begin EXTRACTED INFORMATION
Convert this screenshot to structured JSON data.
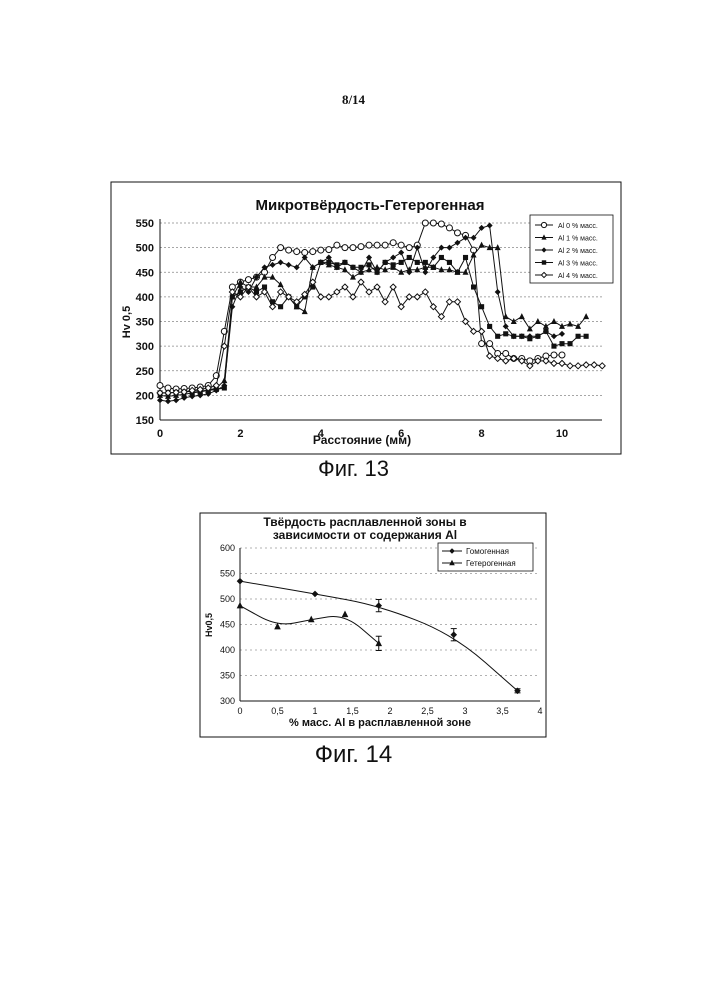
{
  "page": {
    "number": "8/14"
  },
  "figures": [
    {
      "caption": "Фиг. 13"
    },
    {
      "caption": "Фиг. 14"
    }
  ],
  "chart_data": [
    {
      "type": "line",
      "title": "Микротвёрдость-Гетерогенная",
      "xlabel": "Расстояние (мм)",
      "ylabel": "Hv 0,5",
      "xlim": [
        0,
        11
      ],
      "ylim": [
        150,
        550
      ],
      "x_ticks": [
        0,
        2,
        4,
        6,
        8,
        10
      ],
      "y_ticks": [
        150,
        200,
        250,
        300,
        350,
        400,
        450,
        500,
        550
      ],
      "grid": true,
      "legend_position": "top-right",
      "series": [
        {
          "name": "Al 0 % масс.",
          "marker": "open-circle",
          "x": [
            0,
            0.2,
            0.4,
            0.6,
            0.8,
            1.0,
            1.2,
            1.4,
            1.6,
            1.8,
            2.0,
            2.2,
            2.4,
            2.6,
            2.8,
            3.0,
            3.2,
            3.4,
            3.6,
            3.8,
            4.0,
            4.2,
            4.4,
            4.6,
            4.8,
            5.0,
            5.2,
            5.4,
            5.6,
            5.8,
            6.0,
            6.2,
            6.4,
            6.6,
            6.8,
            7.0,
            7.2,
            7.4,
            7.6,
            7.8,
            8.0,
            8.2,
            8.4,
            8.6,
            8.8,
            9.0,
            9.2,
            9.4,
            9.6,
            9.8,
            10.0
          ],
          "y": [
            220,
            215,
            213,
            214,
            215,
            217,
            220,
            240,
            330,
            420,
            430,
            435,
            440,
            450,
            480,
            500,
            495,
            492,
            490,
            492,
            495,
            496,
            505,
            500,
            500,
            502,
            505,
            505,
            505,
            510,
            505,
            500,
            505,
            550,
            550,
            548,
            540,
            530,
            525,
            495,
            305,
            305,
            285,
            285,
            275,
            275,
            270,
            275,
            280,
            282,
            282
          ]
        },
        {
          "name": "Al 1 % масс.",
          "marker": "filled-triangle",
          "x": [
            0,
            0.2,
            0.4,
            0.6,
            0.8,
            1.0,
            1.2,
            1.4,
            1.6,
            1.8,
            2.0,
            2.2,
            2.4,
            2.6,
            2.8,
            3.0,
            3.2,
            3.4,
            3.6,
            3.8,
            4.0,
            4.2,
            4.4,
            4.6,
            4.8,
            5.0,
            5.2,
            5.4,
            5.6,
            5.8,
            6.0,
            6.2,
            6.4,
            6.6,
            6.8,
            7.0,
            7.2,
            7.4,
            7.6,
            7.8,
            8.0,
            8.2,
            8.4,
            8.6,
            8.8,
            9.0,
            9.2,
            9.4,
            9.6,
            9.8,
            10.0,
            10.2,
            10.4,
            10.6
          ],
          "y": [
            200,
            198,
            200,
            202,
            205,
            207,
            210,
            215,
            230,
            400,
            430,
            420,
            420,
            440,
            440,
            425,
            400,
            380,
            370,
            460,
            470,
            465,
            460,
            455,
            440,
            450,
            455,
            460,
            455,
            460,
            450,
            455,
            455,
            460,
            460,
            455,
            455,
            450,
            450,
            485,
            505,
            500,
            500,
            360,
            350,
            360,
            335,
            350,
            340,
            350,
            340,
            345,
            340,
            360
          ]
        },
        {
          "name": "Al 2 % масс.",
          "marker": "filled-diamond",
          "x": [
            0,
            0.2,
            0.4,
            0.6,
            0.8,
            1.0,
            1.2,
            1.4,
            1.6,
            1.8,
            2.0,
            2.2,
            2.4,
            2.6,
            2.8,
            3.0,
            3.2,
            3.4,
            3.6,
            3.8,
            4.0,
            4.2,
            4.4,
            4.6,
            4.8,
            5.0,
            5.2,
            5.4,
            5.6,
            5.8,
            6.0,
            6.2,
            6.4,
            6.6,
            6.8,
            7.0,
            7.2,
            7.4,
            7.6,
            7.8,
            8.0,
            8.2,
            8.4,
            8.6,
            8.8,
            9.0,
            9.2,
            9.4,
            9.6,
            9.8,
            10.0
          ],
          "y": [
            190,
            188,
            190,
            195,
            198,
            200,
            203,
            210,
            220,
            380,
            420,
            410,
            440,
            460,
            465,
            470,
            465,
            460,
            480,
            460,
            470,
            480,
            460,
            470,
            460,
            450,
            480,
            450,
            470,
            480,
            490,
            450,
            500,
            450,
            480,
            500,
            500,
            510,
            520,
            520,
            540,
            545,
            410,
            340,
            320,
            320,
            320,
            320,
            330,
            320,
            325
          ]
        },
        {
          "name": "Al 3 % масс.",
          "marker": "filled-square",
          "x": [
            0,
            0.2,
            0.4,
            0.6,
            0.8,
            1.0,
            1.2,
            1.4,
            1.6,
            1.8,
            2.0,
            2.2,
            2.4,
            2.6,
            2.8,
            3.0,
            3.2,
            3.4,
            3.6,
            3.8,
            4.0,
            4.2,
            4.4,
            4.6,
            4.8,
            5.0,
            5.2,
            5.4,
            5.6,
            5.8,
            6.0,
            6.2,
            6.4,
            6.6,
            6.8,
            7.0,
            7.2,
            7.4,
            7.6,
            7.8,
            8.0,
            8.2,
            8.4,
            8.6,
            8.8,
            9.0,
            9.2,
            9.4,
            9.6,
            9.8,
            10.0,
            10.2,
            10.4,
            10.6
          ],
          "y": [
            205,
            205,
            206,
            207,
            208,
            209,
            210,
            212,
            215,
            400,
            410,
            420,
            410,
            420,
            390,
            380,
            400,
            380,
            400,
            420,
            470,
            470,
            465,
            470,
            460,
            460,
            465,
            450,
            470,
            465,
            470,
            480,
            470,
            470,
            460,
            480,
            470,
            450,
            480,
            420,
            380,
            340,
            320,
            325,
            320,
            320,
            315,
            320,
            330,
            300,
            305,
            305,
            320,
            320
          ]
        },
        {
          "name": "Al 4 % масс.",
          "marker": "open-diamond",
          "x": [
            0,
            0.2,
            0.4,
            0.6,
            0.8,
            1.0,
            1.2,
            1.4,
            1.6,
            1.8,
            2.0,
            2.2,
            2.4,
            2.6,
            2.8,
            3.0,
            3.2,
            3.4,
            3.6,
            3.8,
            4.0,
            4.2,
            4.4,
            4.6,
            4.8,
            5.0,
            5.2,
            5.4,
            5.6,
            5.8,
            6.0,
            6.2,
            6.4,
            6.6,
            6.8,
            7.0,
            7.2,
            7.4,
            7.6,
            7.8,
            8.0,
            8.2,
            8.4,
            8.6,
            8.8,
            9.0,
            9.2,
            9.4,
            9.6,
            9.8,
            10.0,
            10.2,
            10.4,
            10.6,
            10.8,
            11.0
          ],
          "y": [
            205,
            205,
            206,
            207,
            210,
            212,
            215,
            220,
            300,
            410,
            400,
            420,
            400,
            410,
            380,
            410,
            400,
            390,
            405,
            430,
            400,
            400,
            410,
            420,
            400,
            430,
            410,
            420,
            390,
            420,
            380,
            400,
            400,
            410,
            380,
            360,
            390,
            390,
            350,
            330,
            330,
            280,
            275,
            270,
            275,
            270,
            260,
            270,
            270,
            265,
            265,
            260,
            260,
            262,
            262,
            260
          ]
        }
      ]
    },
    {
      "type": "line",
      "title": "Твёрдость расплавленной зоны в зависимости от содержания Al",
      "title_lines": [
        "Твёрдость расплавленной зоны в",
        "зависимости от содержания Al"
      ],
      "xlabel": "% масс. Al в расплавленной зоне",
      "ylabel": "Hv0,5",
      "xlim": [
        0,
        4
      ],
      "ylim": [
        300,
        600
      ],
      "x_ticks": [
        0,
        0.5,
        1,
        1.5,
        2,
        2.5,
        3,
        3.5,
        4
      ],
      "x_tick_labels": [
        "0",
        "0,5",
        "1",
        "1,5",
        "2",
        "2,5",
        "3",
        "3,5",
        "4"
      ],
      "y_ticks": [
        300,
        350,
        400,
        450,
        500,
        550,
        600
      ],
      "grid": true,
      "legend_position": "top-right",
      "series": [
        {
          "name": "Гомогенная",
          "marker": "filled-diamond",
          "x": [
            0,
            1.0,
            1.85,
            2.85,
            3.7
          ],
          "y": [
            535,
            510,
            487,
            430,
            320
          ],
          "error": [
            0,
            0,
            12,
            12,
            4
          ]
        },
        {
          "name": "Гетерогенная",
          "marker": "filled-triangle",
          "x": [
            0,
            0.5,
            0.95,
            1.4,
            1.85
          ],
          "y": [
            487,
            446,
            460,
            470,
            413
          ],
          "error": [
            0,
            0,
            0,
            0,
            14
          ]
        }
      ]
    }
  ]
}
end EXTRACTED INFORMATION
WORK TO DO → Gather and copy every line of the data in which the string "open" is found.

RESPONSE TO THE EXERCISE →
          "marker": "open-circle",
          "marker": "open-diamond",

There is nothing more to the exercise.